**Exercise requirements**. All of the lines below are to be transcribed faithfully, with pictures excluded from the copy.

Stored data entries:
□ □ □ □
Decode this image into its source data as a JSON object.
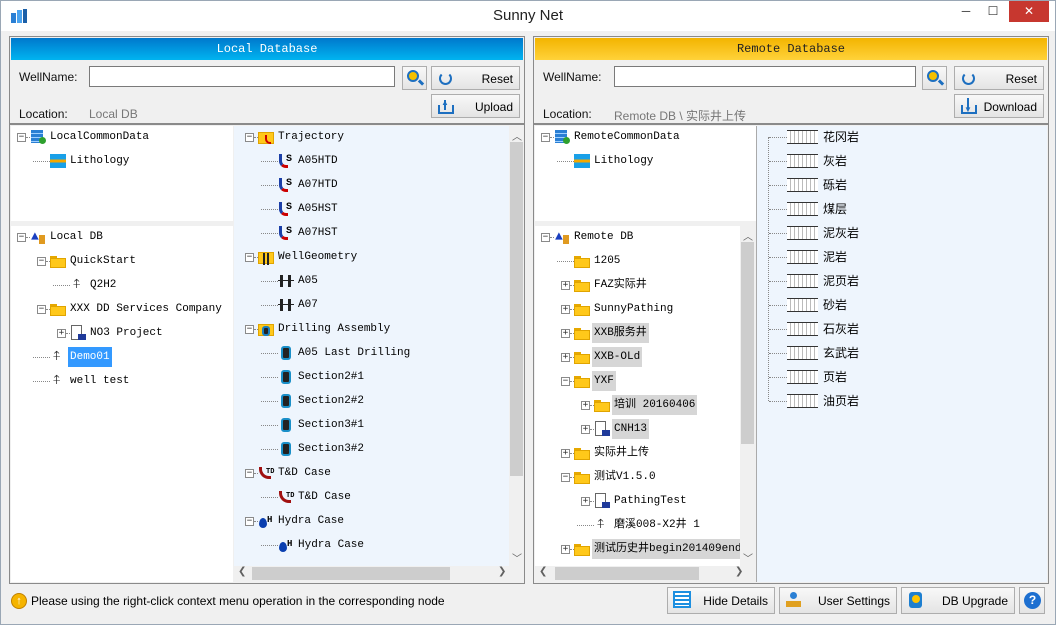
{
  "window": {
    "title": "Sunny Net",
    "controls": {
      "minimize": "─",
      "maximize": "☐",
      "close": "✕"
    }
  },
  "local": {
    "header": "Local Database",
    "wellname_label": "WellName:",
    "wellname_value": "",
    "reset_label": "Reset",
    "upload_label": "Upload",
    "location_label": "Location:",
    "location_value": "Local DB",
    "common_tree": [
      {
        "label": "LocalCommonData",
        "icon": "database",
        "depth": 0,
        "exp": "minus"
      },
      {
        "label": "Lithology",
        "icon": "lithology",
        "depth": 1
      }
    ],
    "db_tree": [
      {
        "label": "Local DB",
        "icon": "db-root",
        "depth": 0,
        "exp": "minus"
      },
      {
        "label": "QuickStart",
        "icon": "folder",
        "depth": 1,
        "exp": "minus"
      },
      {
        "label": "Q2H2",
        "icon": "well",
        "depth": 2
      },
      {
        "label": "XXX DD Services Company",
        "icon": "folder",
        "depth": 1,
        "exp": "minus"
      },
      {
        "label": "NO3 Project",
        "icon": "project",
        "depth": 2,
        "exp": "plus"
      },
      {
        "label": "Demo01",
        "icon": "well",
        "depth": 1,
        "selected": true
      },
      {
        "label": "well test",
        "icon": "well",
        "depth": 1
      }
    ],
    "detail_tree": [
      {
        "label": "Trajectory",
        "icon": "trajectory-folder",
        "depth": 0,
        "exp": "minus"
      },
      {
        "label": "A05HTD",
        "icon": "trajectory",
        "depth": 1
      },
      {
        "label": "A07HTD",
        "icon": "trajectory",
        "depth": 1
      },
      {
        "label": "A05HST",
        "icon": "trajectory",
        "depth": 1
      },
      {
        "label": "A07HST",
        "icon": "trajectory",
        "depth": 1
      },
      {
        "label": "WellGeometry",
        "icon": "geometry-folder",
        "depth": 0,
        "exp": "minus"
      },
      {
        "label": "A05",
        "icon": "geometry",
        "depth": 1
      },
      {
        "label": "A07",
        "icon": "geometry",
        "depth": 1
      },
      {
        "label": "Drilling Assembly",
        "icon": "assembly-folder",
        "depth": 0,
        "exp": "minus"
      },
      {
        "label": "A05 Last Drilling",
        "icon": "assembly",
        "depth": 1
      },
      {
        "label": "Section2#1",
        "icon": "assembly",
        "depth": 1
      },
      {
        "label": "Section2#2",
        "icon": "assembly",
        "depth": 1
      },
      {
        "label": "Section3#1",
        "icon": "assembly",
        "depth": 1
      },
      {
        "label": "Section3#2",
        "icon": "assembly",
        "depth": 1
      },
      {
        "label": "T&D Case",
        "icon": "td-case",
        "depth": 0,
        "exp": "minus"
      },
      {
        "label": "T&D Case",
        "icon": "td-case",
        "depth": 1
      },
      {
        "label": "Hydra Case",
        "icon": "hydra-case",
        "depth": 0,
        "exp": "minus"
      },
      {
        "label": "Hydra Case",
        "icon": "hydra-case",
        "depth": 1
      }
    ]
  },
  "remote": {
    "header": "Remote Database",
    "wellname_label": "WellName:",
    "wellname_value": "",
    "reset_label": "Reset",
    "download_label": "Download",
    "location_label": "Location:",
    "location_value": "Remote DB \\ 实际井上传",
    "common_tree": [
      {
        "label": "RemoteCommonData",
        "icon": "database",
        "depth": 0,
        "exp": "minus"
      },
      {
        "label": "Lithology",
        "icon": "lithology",
        "depth": 1
      }
    ],
    "db_tree": [
      {
        "label": "Remote DB",
        "icon": "db-root",
        "depth": 0,
        "exp": "minus"
      },
      {
        "label": "1205",
        "icon": "folder",
        "depth": 1
      },
      {
        "label": "FAZ实际井",
        "icon": "folder",
        "depth": 1,
        "exp": "plus"
      },
      {
        "label": "SunnyPathing",
        "icon": "folder",
        "depth": 1,
        "exp": "plus"
      },
      {
        "label": "XXB服务井",
        "icon": "folder",
        "depth": 1,
        "exp": "plus",
        "highlight": true
      },
      {
        "label": "XXB-OLd",
        "icon": "folder",
        "depth": 1,
        "exp": "plus",
        "highlight": true
      },
      {
        "label": "YXF",
        "icon": "folder",
        "depth": 1,
        "exp": "minus",
        "highlight": true
      },
      {
        "label": "培训 20160406",
        "icon": "folder",
        "depth": 2,
        "exp": "plus",
        "highlight": true
      },
      {
        "label": "CNH13",
        "icon": "project",
        "depth": 2,
        "exp": "plus",
        "highlight": true
      },
      {
        "label": "实际井上传",
        "icon": "folder",
        "depth": 1,
        "exp": "plus"
      },
      {
        "label": "测试V1.5.0",
        "icon": "folder",
        "depth": 1,
        "exp": "minus"
      },
      {
        "label": "PathingTest",
        "icon": "project",
        "depth": 2,
        "exp": "plus"
      },
      {
        "label": "磨溪008-X2井 1",
        "icon": "well",
        "depth": 2
      },
      {
        "label": "测试历史井begin201409end",
        "icon": "folder",
        "depth": 1,
        "exp": "plus",
        "highlight": true
      }
    ],
    "lithology": [
      "花冈岩",
      "灰岩",
      "砾岩",
      "煤层",
      "泥灰岩",
      "泥岩",
      "泥页岩",
      "砂岩",
      "石灰岩",
      "玄武岩",
      "页岩",
      "油页岩"
    ]
  },
  "status": {
    "message": "Please using the right-click context menu operation in the corresponding node",
    "hide_details": "Hide Details",
    "user_settings": "User Settings",
    "db_upgrade": "DB Upgrade",
    "help": "?"
  },
  "colors": {
    "local_header": "#0090dc",
    "remote_header": "#f7c41a",
    "selection": "#3399ff",
    "close": "#e81123",
    "detail_bg": "#eef5fd"
  }
}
□ □ □ □
**Reply**.
Decode this image into its source data as a JSON object.
{
  "window": {
    "title": "Sunny Net",
    "controls": {
      "minimize": "─",
      "maximize": "☐",
      "close": "✕"
    }
  },
  "local": {
    "header": "Local Database",
    "wellname_label": "WellName:",
    "wellname_value": "",
    "reset_label": "Reset",
    "upload_label": "Upload",
    "location_label": "Location:",
    "location_value": "Local DB",
    "common_tree": [
      {
        "label": "LocalCommonData",
        "icon": "database",
        "depth": 0,
        "exp": "minus"
      },
      {
        "label": "Lithology",
        "icon": "lithology",
        "depth": 1
      }
    ],
    "db_tree": [
      {
        "label": "Local DB",
        "icon": "db-root",
        "depth": 0,
        "exp": "minus"
      },
      {
        "label": "QuickStart",
        "icon": "folder",
        "depth": 1,
        "exp": "minus"
      },
      {
        "label": "Q2H2",
        "icon": "well",
        "depth": 2
      },
      {
        "label": "XXX DD Services Company",
        "icon": "folder",
        "depth": 1,
        "exp": "minus"
      },
      {
        "label": "NO3 Project",
        "icon": "project",
        "depth": 2,
        "exp": "plus"
      },
      {
        "label": "Demo01",
        "icon": "well",
        "depth": 1,
        "selected": true
      },
      {
        "label": "well test",
        "icon": "well",
        "depth": 1
      }
    ],
    "detail_tree": [
      {
        "label": "Trajectory",
        "icon": "trajectory-folder",
        "depth": 0,
        "exp": "minus"
      },
      {
        "label": "A05HTD",
        "icon": "trajectory",
        "depth": 1
      },
      {
        "label": "A07HTD",
        "icon": "trajectory",
        "depth": 1
      },
      {
        "label": "A05HST",
        "icon": "trajectory",
        "depth": 1
      },
      {
        "label": "A07HST",
        "icon": "trajectory",
        "depth": 1
      },
      {
        "label": "WellGeometry",
        "icon": "geometry-folder",
        "depth": 0,
        "exp": "minus"
      },
      {
        "label": "A05",
        "icon": "geometry",
        "depth": 1
      },
      {
        "label": "A07",
        "icon": "geometry",
        "depth": 1
      },
      {
        "label": "Drilling Assembly",
        "icon": "assembly-folder",
        "depth": 0,
        "exp": "minus"
      },
      {
        "label": "A05 Last Drilling",
        "icon": "assembly",
        "depth": 1
      },
      {
        "label": "Section2#1",
        "icon": "assembly",
        "depth": 1
      },
      {
        "label": "Section2#2",
        "icon": "assembly",
        "depth": 1
      },
      {
        "label": "Section3#1",
        "icon": "assembly",
        "depth": 1
      },
      {
        "label": "Section3#2",
        "icon": "assembly",
        "depth": 1
      },
      {
        "label": "T&D Case",
        "icon": "td-case",
        "depth": 0,
        "exp": "minus"
      },
      {
        "label": "T&D Case",
        "icon": "td-case",
        "depth": 1
      },
      {
        "label": "Hydra Case",
        "icon": "hydra-case",
        "depth": 0,
        "exp": "minus"
      },
      {
        "label": "Hydra Case",
        "icon": "hydra-case",
        "depth": 1
      }
    ]
  },
  "remote": {
    "header": "Remote Database",
    "wellname_label": "WellName:",
    "wellname_value": "",
    "reset_label": "Reset",
    "download_label": "Download",
    "location_label": "Location:",
    "location_value": "Remote DB \\ 实际井上传",
    "common_tree": [
      {
        "label": "RemoteCommonData",
        "icon": "database",
        "depth": 0,
        "exp": "minus"
      },
      {
        "label": "Lithology",
        "icon": "lithology",
        "depth": 1
      }
    ],
    "db_tree": [
      {
        "label": "Remote DB",
        "icon": "db-root",
        "depth": 0,
        "exp": "minus"
      },
      {
        "label": "1205",
        "icon": "folder",
        "depth": 1
      },
      {
        "label": "FAZ实际井",
        "icon": "folder",
        "depth": 1,
        "exp": "plus"
      },
      {
        "label": "SunnyPathing",
        "icon": "folder",
        "depth": 1,
        "exp": "plus"
      },
      {
        "label": "XXB服务井",
        "icon": "folder",
        "depth": 1,
        "exp": "plus",
        "highlight": true
      },
      {
        "label": "XXB-OLd",
        "icon": "folder",
        "depth": 1,
        "exp": "plus",
        "highlight": true
      },
      {
        "label": "YXF",
        "icon": "folder",
        "depth": 1,
        "exp": "minus",
        "highlight": true
      },
      {
        "label": "培训 20160406",
        "icon": "folder",
        "depth": 2,
        "exp": "plus",
        "highlight": true
      },
      {
        "label": "CNH13",
        "icon": "project",
        "depth": 2,
        "exp": "plus",
        "highlight": true
      },
      {
        "label": "实际井上传",
        "icon": "folder",
        "depth": 1,
        "exp": "plus"
      },
      {
        "label": "测试V1.5.0",
        "icon": "folder",
        "depth": 1,
        "exp": "minus"
      },
      {
        "label": "PathingTest",
        "icon": "project",
        "depth": 2,
        "exp": "plus"
      },
      {
        "label": "磨溪008-X2井 1",
        "icon": "well",
        "depth": 2
      },
      {
        "label": "测试历史井begin201409end",
        "icon": "folder",
        "depth": 1,
        "exp": "plus",
        "highlight": true
      }
    ],
    "lithology": [
      "花冈岩",
      "灰岩",
      "砾岩",
      "煤层",
      "泥灰岩",
      "泥岩",
      "泥页岩",
      "砂岩",
      "石灰岩",
      "玄武岩",
      "页岩",
      "油页岩"
    ]
  },
  "status": {
    "message": "Please using the right-click context menu operation in the corresponding node",
    "hide_details": "Hide Details",
    "user_settings": "User Settings",
    "db_upgrade": "DB Upgrade",
    "help": "?"
  },
  "colors": {
    "local_header": "#0090dc",
    "remote_header": "#f7c41a",
    "selection": "#3399ff",
    "close": "#e81123",
    "detail_bg": "#eef5fd"
  }
}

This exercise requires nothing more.